▶ INSTRUCTION: Reproduce each line of the material exactly, minus any picture.

▶ RAW RECORDS:
- - -

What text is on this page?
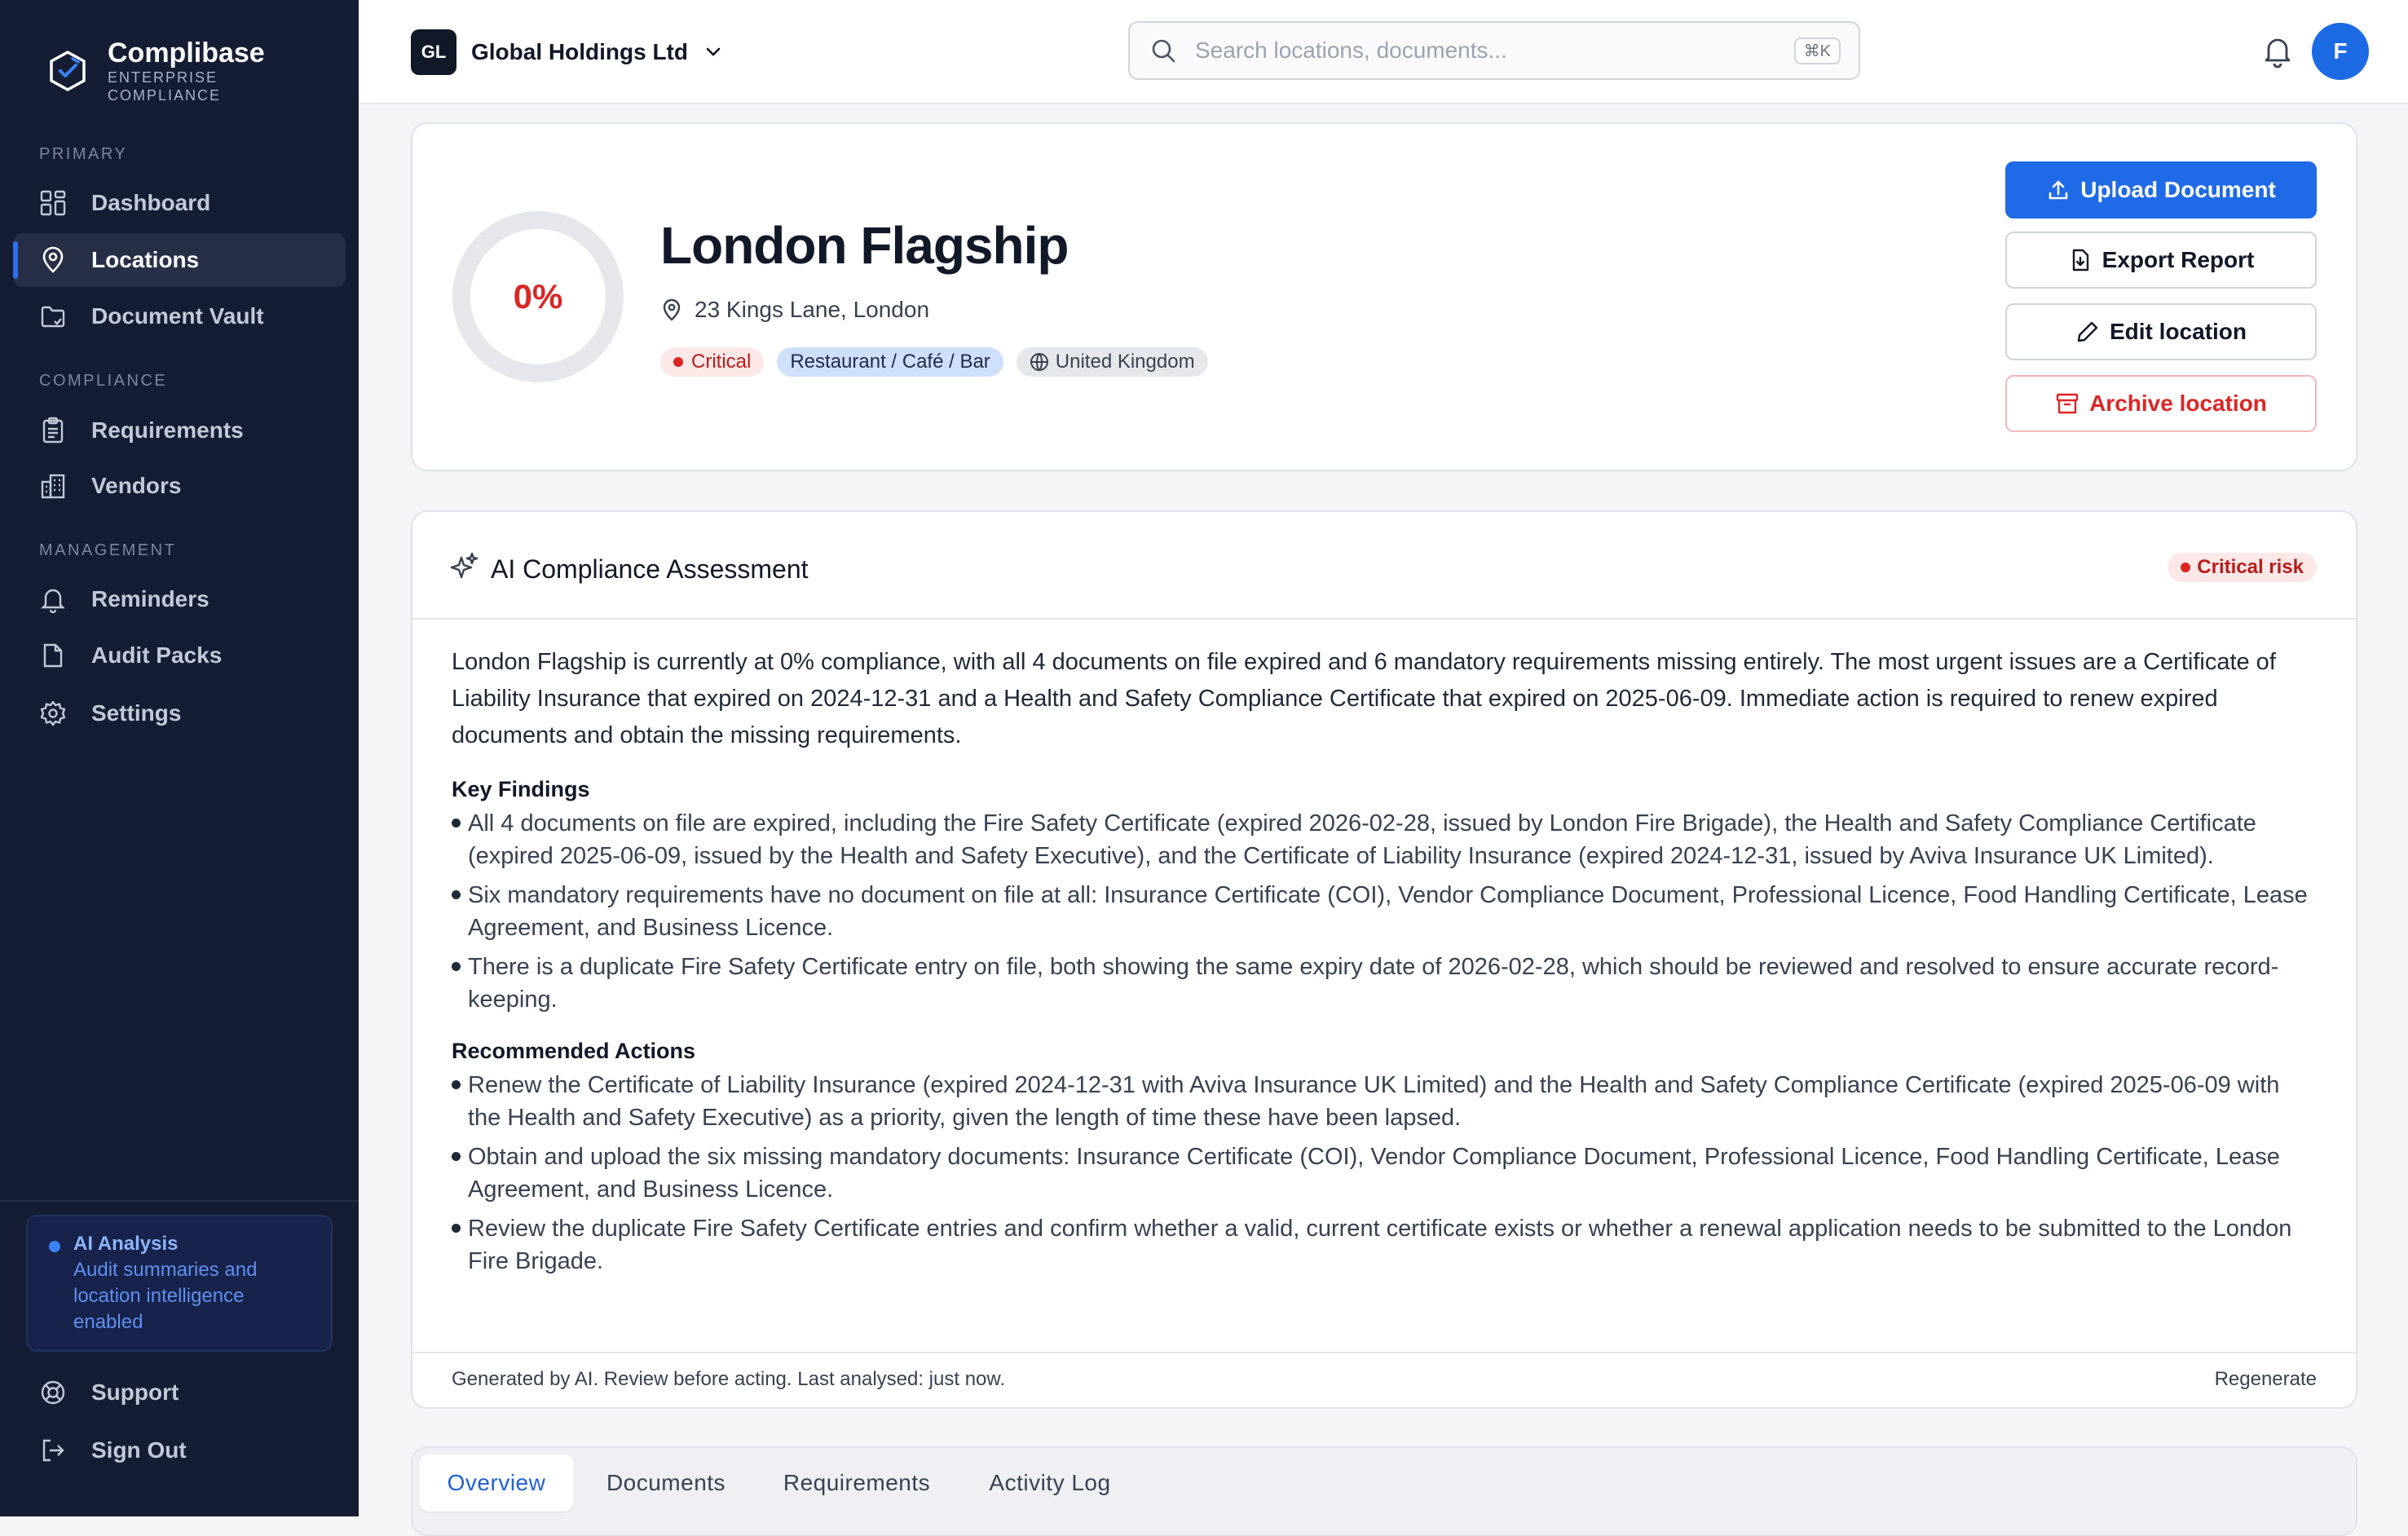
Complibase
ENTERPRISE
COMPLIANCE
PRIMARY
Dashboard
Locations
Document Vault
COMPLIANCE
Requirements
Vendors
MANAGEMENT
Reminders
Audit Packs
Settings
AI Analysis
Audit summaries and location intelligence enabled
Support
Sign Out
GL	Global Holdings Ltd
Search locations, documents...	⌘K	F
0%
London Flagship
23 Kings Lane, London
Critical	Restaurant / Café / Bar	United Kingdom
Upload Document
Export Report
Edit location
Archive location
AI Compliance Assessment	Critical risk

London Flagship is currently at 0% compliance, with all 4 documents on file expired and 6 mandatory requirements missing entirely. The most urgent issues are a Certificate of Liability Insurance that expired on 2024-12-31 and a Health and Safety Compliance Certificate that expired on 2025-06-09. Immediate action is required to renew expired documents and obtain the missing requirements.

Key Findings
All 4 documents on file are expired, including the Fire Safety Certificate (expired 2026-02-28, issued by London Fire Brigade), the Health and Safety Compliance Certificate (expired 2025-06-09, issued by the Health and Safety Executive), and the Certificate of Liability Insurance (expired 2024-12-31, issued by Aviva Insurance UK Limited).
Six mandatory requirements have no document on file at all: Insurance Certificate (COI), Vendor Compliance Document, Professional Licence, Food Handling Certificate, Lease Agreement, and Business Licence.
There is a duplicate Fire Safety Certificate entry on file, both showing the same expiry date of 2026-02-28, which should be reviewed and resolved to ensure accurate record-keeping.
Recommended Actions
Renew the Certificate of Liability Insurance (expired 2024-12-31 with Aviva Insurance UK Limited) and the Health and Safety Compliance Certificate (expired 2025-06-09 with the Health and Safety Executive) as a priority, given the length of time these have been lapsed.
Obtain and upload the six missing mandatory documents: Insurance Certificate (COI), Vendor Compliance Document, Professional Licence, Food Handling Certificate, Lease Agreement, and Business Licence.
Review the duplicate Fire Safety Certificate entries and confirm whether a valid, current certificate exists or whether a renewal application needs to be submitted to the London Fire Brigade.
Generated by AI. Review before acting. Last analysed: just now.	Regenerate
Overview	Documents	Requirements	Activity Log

- - -

▶ ANSWER TO THE TASK:
What text is on this page?
Complibase
ENTERPRISE
COMPLIANCE
PRIMARY
Dashboard
Locations
Document Vault
COMPLIANCE
Requirements
Vendors
MANAGEMENT
Reminders
Audit Packs
Settings
AI Analysis
Audit summaries and location intelligence enabled
Support
Sign Out
GL	Global Holdings Ltd
Search locations, documents...	⌘K	F
0%
London Flagship
23 Kings Lane, London
Critical	Restaurant / Café / Bar	United Kingdom
Upload Document
Export Report
Edit location
Archive location
AI Compliance Assessment	Critical risk

London Flagship is currently at 0% compliance, with all 4 documents on file expired and 6 mandatory requirements missing entirely. The most urgent issues are a Certificate of Liability Insurance that expired on 2024-12-31 and a Health and Safety Compliance Certificate that expired on 2025-06-09. Immediate action is required to renew expired documents and obtain the missing requirements.

Key Findings
All 4 documents on file are expired, including the Fire Safety Certificate (expired 2026-02-28, issued by London Fire Brigade), the Health and Safety Compliance Certificate (expired 2025-06-09, issued by the Health and Safety Executive), and the Certificate of Liability Insurance (expired 2024-12-31, issued by Aviva Insurance UK Limited).
Six mandatory requirements have no document on file at all: Insurance Certificate (COI), Vendor Compliance Document, Professional Licence, Food Handling Certificate, Lease Agreement, and Business Licence.
There is a duplicate Fire Safety Certificate entry on file, both showing the same expiry date of 2026-02-28, which should be reviewed and resolved to ensure accurate record-keeping.
Recommended Actions
Renew the Certificate of Liability Insurance (expired 2024-12-31 with Aviva Insurance UK Limited) and the Health and Safety Compliance Certificate (expired 2025-06-09 with the Health and Safety Executive) as a priority, given the length of time these have been lapsed.
Obtain and upload the six missing mandatory documents: Insurance Certificate (COI), Vendor Compliance Document, Professional Licence, Food Handling Certificate, Lease Agreement, and Business Licence.
Review the duplicate Fire Safety Certificate entries and confirm whether a valid, current certificate exists or whether a renewal application needs to be submitted to the London Fire Brigade.
Generated by AI. Review before acting. Last analysed: just now.	Regenerate
Overview	Documents	Requirements	Activity Log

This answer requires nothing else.